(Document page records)
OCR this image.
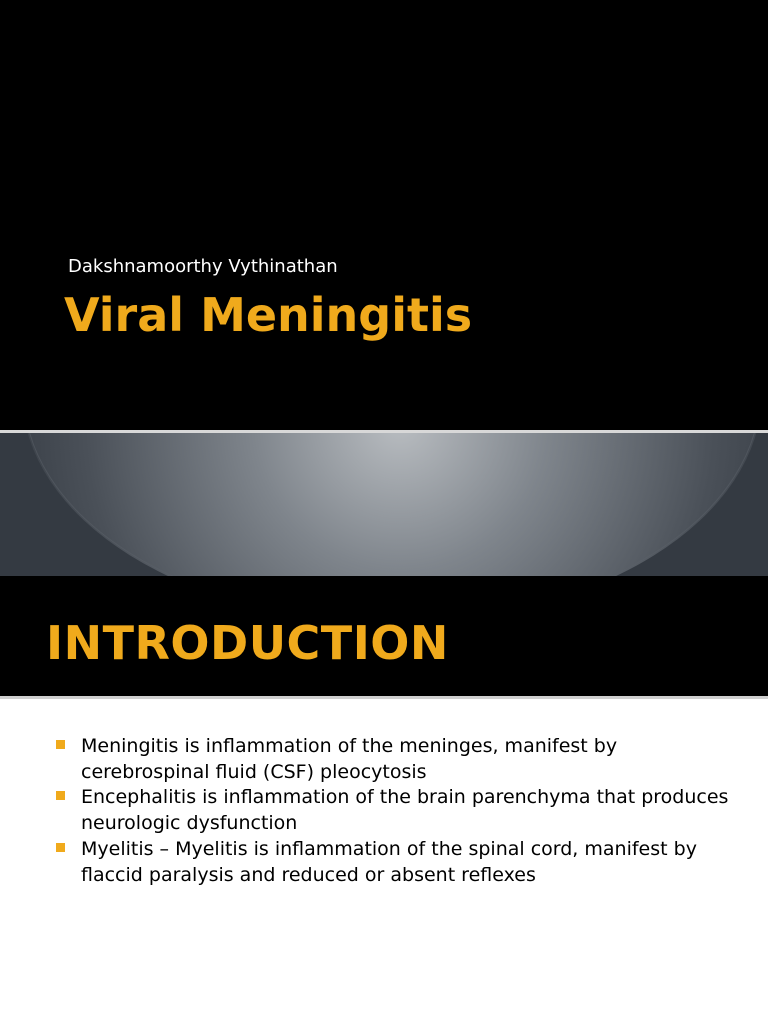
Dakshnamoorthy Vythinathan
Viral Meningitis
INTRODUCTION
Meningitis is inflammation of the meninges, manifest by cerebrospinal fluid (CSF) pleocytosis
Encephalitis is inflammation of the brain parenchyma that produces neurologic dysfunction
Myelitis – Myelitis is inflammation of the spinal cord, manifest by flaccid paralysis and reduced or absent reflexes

WORK ITEM: Count each line above in which the string "Meningitis" appears, then state only the total.

COMPLETED EXERCISE: 2